(Stored data entries)
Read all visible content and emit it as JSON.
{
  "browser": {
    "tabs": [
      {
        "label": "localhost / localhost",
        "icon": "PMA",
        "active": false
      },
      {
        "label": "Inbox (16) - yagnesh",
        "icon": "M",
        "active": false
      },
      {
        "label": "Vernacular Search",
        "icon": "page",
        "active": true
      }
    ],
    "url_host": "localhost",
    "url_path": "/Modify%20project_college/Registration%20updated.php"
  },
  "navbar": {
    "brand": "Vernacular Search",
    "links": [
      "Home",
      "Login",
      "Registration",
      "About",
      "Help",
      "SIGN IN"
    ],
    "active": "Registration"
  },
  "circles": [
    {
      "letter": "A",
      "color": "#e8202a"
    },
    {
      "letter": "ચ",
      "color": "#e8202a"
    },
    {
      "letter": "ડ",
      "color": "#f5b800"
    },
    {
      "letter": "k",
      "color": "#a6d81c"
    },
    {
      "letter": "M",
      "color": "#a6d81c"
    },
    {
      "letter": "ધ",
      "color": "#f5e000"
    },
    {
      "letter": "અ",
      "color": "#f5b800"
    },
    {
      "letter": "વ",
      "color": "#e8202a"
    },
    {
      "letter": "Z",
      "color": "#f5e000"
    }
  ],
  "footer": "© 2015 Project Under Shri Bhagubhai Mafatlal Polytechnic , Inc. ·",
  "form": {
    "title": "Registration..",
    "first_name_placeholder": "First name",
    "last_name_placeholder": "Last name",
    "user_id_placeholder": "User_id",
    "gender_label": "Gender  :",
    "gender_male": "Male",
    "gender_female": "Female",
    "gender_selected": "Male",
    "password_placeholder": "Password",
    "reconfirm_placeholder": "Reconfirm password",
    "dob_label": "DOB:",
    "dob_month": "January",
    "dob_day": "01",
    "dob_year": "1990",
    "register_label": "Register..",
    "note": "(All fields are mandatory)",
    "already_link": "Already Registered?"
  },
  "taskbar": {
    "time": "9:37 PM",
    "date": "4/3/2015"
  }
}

Task requirements: Copy out each line exactly.

Answer to the problem:
Read all visible content and emit it as JSON.
{
  "browser": {
    "tabs": [
      {
        "label": "localhost / localhost",
        "icon": "PMA",
        "active": false
      },
      {
        "label": "Inbox (16) - yagnesh",
        "icon": "M",
        "active": false
      },
      {
        "label": "Vernacular Search",
        "icon": "page",
        "active": true
      }
    ],
    "url_host": "localhost",
    "url_path": "/Modify%20project_college/Registration%20updated.php"
  },
  "navbar": {
    "brand": "Vernacular Search",
    "links": [
      "Home",
      "Login",
      "Registration",
      "About",
      "Help",
      "SIGN IN"
    ],
    "active": "Registration"
  },
  "circles": [
    {
      "letter": "A",
      "color": "#e8202a"
    },
    {
      "letter": "ચ",
      "color": "#e8202a"
    },
    {
      "letter": "ડ",
      "color": "#f5b800"
    },
    {
      "letter": "k",
      "color": "#a6d81c"
    },
    {
      "letter": "M",
      "color": "#a6d81c"
    },
    {
      "letter": "ધ",
      "color": "#f5e000"
    },
    {
      "letter": "અ",
      "color": "#f5b800"
    },
    {
      "letter": "વ",
      "color": "#e8202a"
    },
    {
      "letter": "Z",
      "color": "#f5e000"
    }
  ],
  "footer": "© 2015 Project Under Shri Bhagubhai Mafatlal Polytechnic , Inc. ·",
  "form": {
    "title": "Registration..",
    "first_name_placeholder": "First name",
    "last_name_placeholder": "Last name",
    "user_id_placeholder": "User_id",
    "gender_label": "Gender  :",
    "gender_male": "Male",
    "gender_female": "Female",
    "gender_selected": "Male",
    "password_placeholder": "Password",
    "reconfirm_placeholder": "Reconfirm password",
    "dob_label": "DOB:",
    "dob_month": "January",
    "dob_day": "01",
    "dob_year": "1990",
    "register_label": "Register..",
    "note": "(All fields are mandatory)",
    "already_link": "Already Registered?"
  },
  "taskbar": {
    "time": "9:37 PM",
    "date": "4/3/2015"
  }
}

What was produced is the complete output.